In full and without alteration, give the listing again.

(Dataset excerpts)
* Start *

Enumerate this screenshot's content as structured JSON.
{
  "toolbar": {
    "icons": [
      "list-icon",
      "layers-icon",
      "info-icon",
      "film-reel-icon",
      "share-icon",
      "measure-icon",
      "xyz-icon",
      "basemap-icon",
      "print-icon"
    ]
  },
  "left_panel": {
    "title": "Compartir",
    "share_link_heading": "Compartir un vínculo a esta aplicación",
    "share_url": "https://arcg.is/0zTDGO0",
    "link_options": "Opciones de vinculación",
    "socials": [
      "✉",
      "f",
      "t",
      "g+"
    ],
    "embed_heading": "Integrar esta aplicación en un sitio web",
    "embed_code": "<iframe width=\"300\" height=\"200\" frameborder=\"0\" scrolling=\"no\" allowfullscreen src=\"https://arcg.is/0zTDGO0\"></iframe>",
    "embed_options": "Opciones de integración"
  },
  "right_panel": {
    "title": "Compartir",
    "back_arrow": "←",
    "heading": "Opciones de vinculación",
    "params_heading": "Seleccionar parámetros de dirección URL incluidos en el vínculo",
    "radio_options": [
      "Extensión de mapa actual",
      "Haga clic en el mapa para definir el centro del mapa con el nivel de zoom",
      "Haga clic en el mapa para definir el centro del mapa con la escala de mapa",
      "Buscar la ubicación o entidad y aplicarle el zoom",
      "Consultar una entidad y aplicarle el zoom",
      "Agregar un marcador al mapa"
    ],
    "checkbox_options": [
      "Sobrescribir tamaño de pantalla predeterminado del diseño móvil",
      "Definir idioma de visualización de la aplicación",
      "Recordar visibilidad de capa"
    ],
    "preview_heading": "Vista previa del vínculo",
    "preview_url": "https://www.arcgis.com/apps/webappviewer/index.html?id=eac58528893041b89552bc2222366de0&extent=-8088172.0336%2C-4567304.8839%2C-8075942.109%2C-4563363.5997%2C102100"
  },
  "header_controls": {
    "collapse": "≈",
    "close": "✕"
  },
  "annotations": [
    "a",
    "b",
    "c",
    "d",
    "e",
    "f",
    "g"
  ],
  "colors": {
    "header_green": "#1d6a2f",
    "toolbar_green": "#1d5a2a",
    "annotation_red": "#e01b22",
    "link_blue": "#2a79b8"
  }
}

* End *

Response to the exercise —
Enumerate this screenshot's content as structured JSON.
{
  "toolbar": {
    "icons": [
      "list-icon",
      "layers-icon",
      "info-icon",
      "film-reel-icon",
      "share-icon",
      "measure-icon",
      "xyz-icon",
      "basemap-icon",
      "print-icon"
    ]
  },
  "left_panel": {
    "title": "Compartir",
    "share_link_heading": "Compartir un vínculo a esta aplicación",
    "share_url": "https://arcg.is/0zTDGO0",
    "link_options": "Opciones de vinculación",
    "socials": [
      "✉",
      "f",
      "t",
      "g+"
    ],
    "embed_heading": "Integrar esta aplicación en un sitio web",
    "embed_code": "<iframe width=\"300\" height=\"200\" frameborder=\"0\" scrolling=\"no\" allowfullscreen src=\"https://arcg.is/0zTDGO0\"></iframe>",
    "embed_options": "Opciones de integración"
  },
  "right_panel": {
    "title": "Compartir",
    "back_arrow": "←",
    "heading": "Opciones de vinculación",
    "params_heading": "Seleccionar parámetros de dirección URL incluidos en el vínculo",
    "radio_options": [
      "Extensión de mapa actual",
      "Haga clic en el mapa para definir el centro del mapa con el nivel de zoom",
      "Haga clic en el mapa para definir el centro del mapa con la escala de mapa",
      "Buscar la ubicación o entidad y aplicarle el zoom",
      "Consultar una entidad y aplicarle el zoom",
      "Agregar un marcador al mapa"
    ],
    "checkbox_options": [
      "Sobrescribir tamaño de pantalla predeterminado del diseño móvil",
      "Definir idioma de visualización de la aplicación",
      "Recordar visibilidad de capa"
    ],
    "preview_heading": "Vista previa del vínculo",
    "preview_url": "https://www.arcgis.com/apps/webappviewer/index.html?id=eac58528893041b89552bc2222366de0&extent=-8088172.0336%2C-4567304.8839%2C-8075942.109%2C-4563363.5997%2C102100"
  },
  "header_controls": {
    "collapse": "≈",
    "close": "✕"
  },
  "annotations": [
    "a",
    "b",
    "c",
    "d",
    "e",
    "f",
    "g"
  ],
  "colors": {
    "header_green": "#1d6a2f",
    "toolbar_green": "#1d5a2a",
    "annotation_red": "#e01b22",
    "link_blue": "#2a79b8"
  }
}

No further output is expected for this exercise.